• **The request**: Extract, from the records beneath this instruction, each line that contains the word "kind".

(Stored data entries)
· · · ·

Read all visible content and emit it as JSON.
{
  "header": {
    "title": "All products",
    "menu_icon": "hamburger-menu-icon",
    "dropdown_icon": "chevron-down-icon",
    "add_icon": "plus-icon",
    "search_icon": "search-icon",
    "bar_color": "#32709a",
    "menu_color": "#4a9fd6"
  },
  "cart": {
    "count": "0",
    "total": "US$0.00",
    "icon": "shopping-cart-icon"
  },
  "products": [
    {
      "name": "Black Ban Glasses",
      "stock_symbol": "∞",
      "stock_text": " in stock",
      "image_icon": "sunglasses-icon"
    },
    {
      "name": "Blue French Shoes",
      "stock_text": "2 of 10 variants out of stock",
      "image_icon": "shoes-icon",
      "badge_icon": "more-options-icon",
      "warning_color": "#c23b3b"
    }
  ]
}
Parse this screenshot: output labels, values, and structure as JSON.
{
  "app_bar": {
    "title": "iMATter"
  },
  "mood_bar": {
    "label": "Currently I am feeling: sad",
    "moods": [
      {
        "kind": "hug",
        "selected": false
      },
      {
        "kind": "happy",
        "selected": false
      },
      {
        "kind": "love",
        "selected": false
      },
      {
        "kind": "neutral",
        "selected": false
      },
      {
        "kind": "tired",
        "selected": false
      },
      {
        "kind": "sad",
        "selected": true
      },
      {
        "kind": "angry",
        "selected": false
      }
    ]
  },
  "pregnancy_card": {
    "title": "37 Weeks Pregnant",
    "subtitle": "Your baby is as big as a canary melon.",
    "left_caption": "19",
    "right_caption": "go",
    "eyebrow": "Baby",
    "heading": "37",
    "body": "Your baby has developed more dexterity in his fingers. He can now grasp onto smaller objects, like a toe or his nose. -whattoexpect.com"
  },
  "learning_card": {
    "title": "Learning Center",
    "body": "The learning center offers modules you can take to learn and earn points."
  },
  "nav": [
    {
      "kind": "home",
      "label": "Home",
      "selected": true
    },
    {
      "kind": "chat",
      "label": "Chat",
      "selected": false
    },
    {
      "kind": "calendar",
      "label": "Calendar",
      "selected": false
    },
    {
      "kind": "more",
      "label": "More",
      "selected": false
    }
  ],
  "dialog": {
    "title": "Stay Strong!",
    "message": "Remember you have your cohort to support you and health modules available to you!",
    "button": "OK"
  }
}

· · · ·

• **Task response**:
        "kind": "hug",
        "kind": "happy",
        "kind": "love",
        "kind": "neutral",
        "kind": "tired",
        "kind": "sad",
        "kind": "angry",
      "kind": "home",
      "kind": "chat",
      "kind": "calendar",
      "kind": "more",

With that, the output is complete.